### DATA EXCERPTS
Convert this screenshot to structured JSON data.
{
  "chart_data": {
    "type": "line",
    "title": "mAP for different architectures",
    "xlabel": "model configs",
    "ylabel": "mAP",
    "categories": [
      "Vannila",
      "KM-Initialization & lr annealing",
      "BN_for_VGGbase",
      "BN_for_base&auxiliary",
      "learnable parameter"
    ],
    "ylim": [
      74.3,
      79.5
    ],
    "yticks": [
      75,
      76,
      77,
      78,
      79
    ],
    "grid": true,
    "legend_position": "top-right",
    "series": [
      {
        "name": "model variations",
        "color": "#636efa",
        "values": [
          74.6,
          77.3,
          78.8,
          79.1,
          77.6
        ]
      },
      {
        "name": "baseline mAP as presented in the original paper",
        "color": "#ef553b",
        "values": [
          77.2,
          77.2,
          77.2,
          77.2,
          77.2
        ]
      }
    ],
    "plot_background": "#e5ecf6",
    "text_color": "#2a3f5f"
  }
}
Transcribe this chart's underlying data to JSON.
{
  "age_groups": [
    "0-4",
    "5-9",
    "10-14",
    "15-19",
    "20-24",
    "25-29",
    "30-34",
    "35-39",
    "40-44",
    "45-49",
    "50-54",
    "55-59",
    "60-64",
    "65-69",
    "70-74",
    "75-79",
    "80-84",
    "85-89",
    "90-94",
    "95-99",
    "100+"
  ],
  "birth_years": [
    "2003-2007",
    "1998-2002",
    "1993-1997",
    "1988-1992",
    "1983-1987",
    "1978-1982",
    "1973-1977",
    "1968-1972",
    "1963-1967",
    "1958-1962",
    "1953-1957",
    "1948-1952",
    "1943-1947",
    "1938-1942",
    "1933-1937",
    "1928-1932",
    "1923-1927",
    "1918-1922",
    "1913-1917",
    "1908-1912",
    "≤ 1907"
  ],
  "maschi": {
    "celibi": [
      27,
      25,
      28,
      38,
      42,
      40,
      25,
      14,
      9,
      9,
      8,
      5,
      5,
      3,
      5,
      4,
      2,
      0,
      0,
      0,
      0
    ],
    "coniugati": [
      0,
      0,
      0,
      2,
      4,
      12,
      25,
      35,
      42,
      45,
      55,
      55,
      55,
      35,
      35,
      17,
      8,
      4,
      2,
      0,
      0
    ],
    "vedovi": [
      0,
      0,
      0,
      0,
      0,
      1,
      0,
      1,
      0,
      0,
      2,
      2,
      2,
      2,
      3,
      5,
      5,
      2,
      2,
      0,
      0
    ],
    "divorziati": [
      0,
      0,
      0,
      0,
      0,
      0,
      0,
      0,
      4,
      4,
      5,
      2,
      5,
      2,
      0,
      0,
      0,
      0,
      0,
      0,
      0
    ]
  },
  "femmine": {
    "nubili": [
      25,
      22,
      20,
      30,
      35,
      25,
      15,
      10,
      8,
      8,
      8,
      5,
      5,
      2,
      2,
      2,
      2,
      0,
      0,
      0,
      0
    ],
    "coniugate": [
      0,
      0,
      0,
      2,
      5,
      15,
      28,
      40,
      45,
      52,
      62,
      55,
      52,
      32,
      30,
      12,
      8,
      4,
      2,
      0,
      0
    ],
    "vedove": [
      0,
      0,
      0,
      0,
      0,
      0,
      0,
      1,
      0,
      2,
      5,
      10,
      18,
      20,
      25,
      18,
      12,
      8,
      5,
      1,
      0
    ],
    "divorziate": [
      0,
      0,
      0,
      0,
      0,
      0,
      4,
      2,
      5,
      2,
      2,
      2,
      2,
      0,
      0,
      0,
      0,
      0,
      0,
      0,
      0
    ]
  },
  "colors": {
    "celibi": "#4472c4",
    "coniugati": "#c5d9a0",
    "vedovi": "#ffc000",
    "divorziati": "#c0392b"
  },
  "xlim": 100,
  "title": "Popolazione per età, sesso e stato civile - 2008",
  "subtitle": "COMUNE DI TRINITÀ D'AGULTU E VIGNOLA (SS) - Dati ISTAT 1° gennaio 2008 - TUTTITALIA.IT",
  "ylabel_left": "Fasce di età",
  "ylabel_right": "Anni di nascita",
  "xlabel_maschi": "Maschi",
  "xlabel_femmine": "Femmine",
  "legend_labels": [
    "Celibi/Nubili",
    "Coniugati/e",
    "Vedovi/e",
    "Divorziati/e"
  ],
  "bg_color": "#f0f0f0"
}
######
§ **AIM**
Gather each line of the listing that holds the string "model".

§ **ANSWER FOR THIS EXERCISE**
    "xlabel": "model configs",
        "name": "model variations",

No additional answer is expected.